[Dataset rows]:

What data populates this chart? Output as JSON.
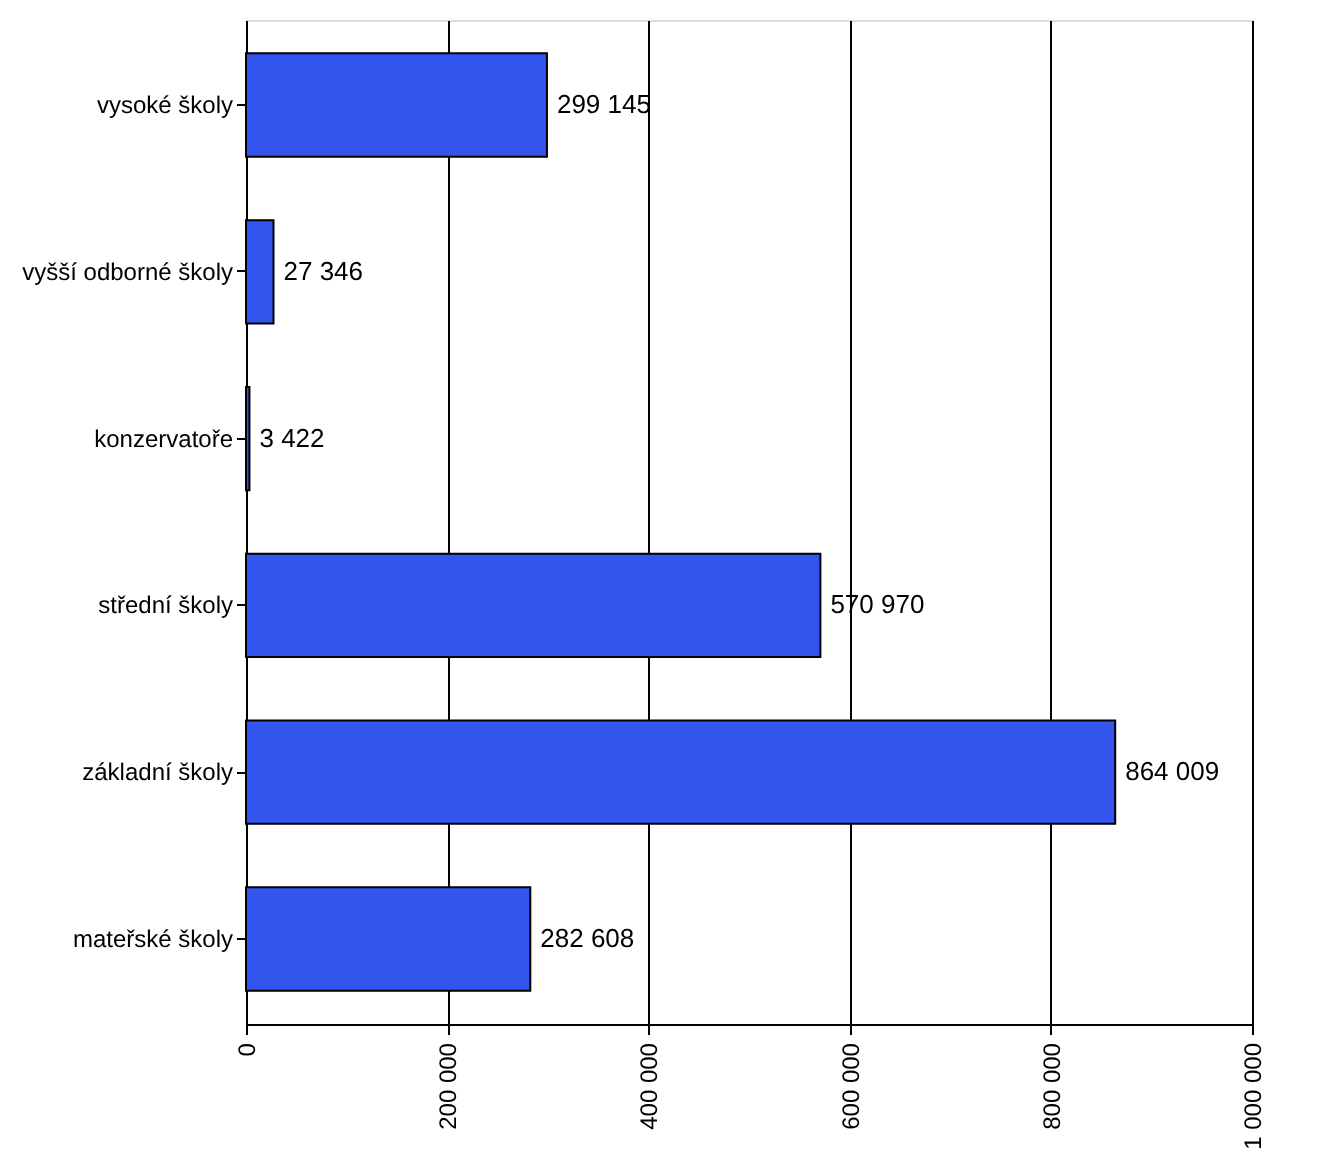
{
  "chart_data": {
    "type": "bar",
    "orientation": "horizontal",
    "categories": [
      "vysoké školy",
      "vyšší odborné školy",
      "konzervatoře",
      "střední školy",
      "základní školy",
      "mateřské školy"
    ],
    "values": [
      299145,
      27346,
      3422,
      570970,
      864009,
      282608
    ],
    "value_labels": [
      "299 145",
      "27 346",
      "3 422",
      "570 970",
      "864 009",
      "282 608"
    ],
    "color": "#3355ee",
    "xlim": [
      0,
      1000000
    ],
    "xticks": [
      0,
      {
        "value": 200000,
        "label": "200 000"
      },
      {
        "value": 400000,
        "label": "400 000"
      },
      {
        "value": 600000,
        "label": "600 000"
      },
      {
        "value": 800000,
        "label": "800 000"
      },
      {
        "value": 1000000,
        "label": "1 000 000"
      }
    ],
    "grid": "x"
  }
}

[Exercise]: Indicate how many lines of the material contain the string "školy", giving the number and nothing more.

[Exercise result]: 5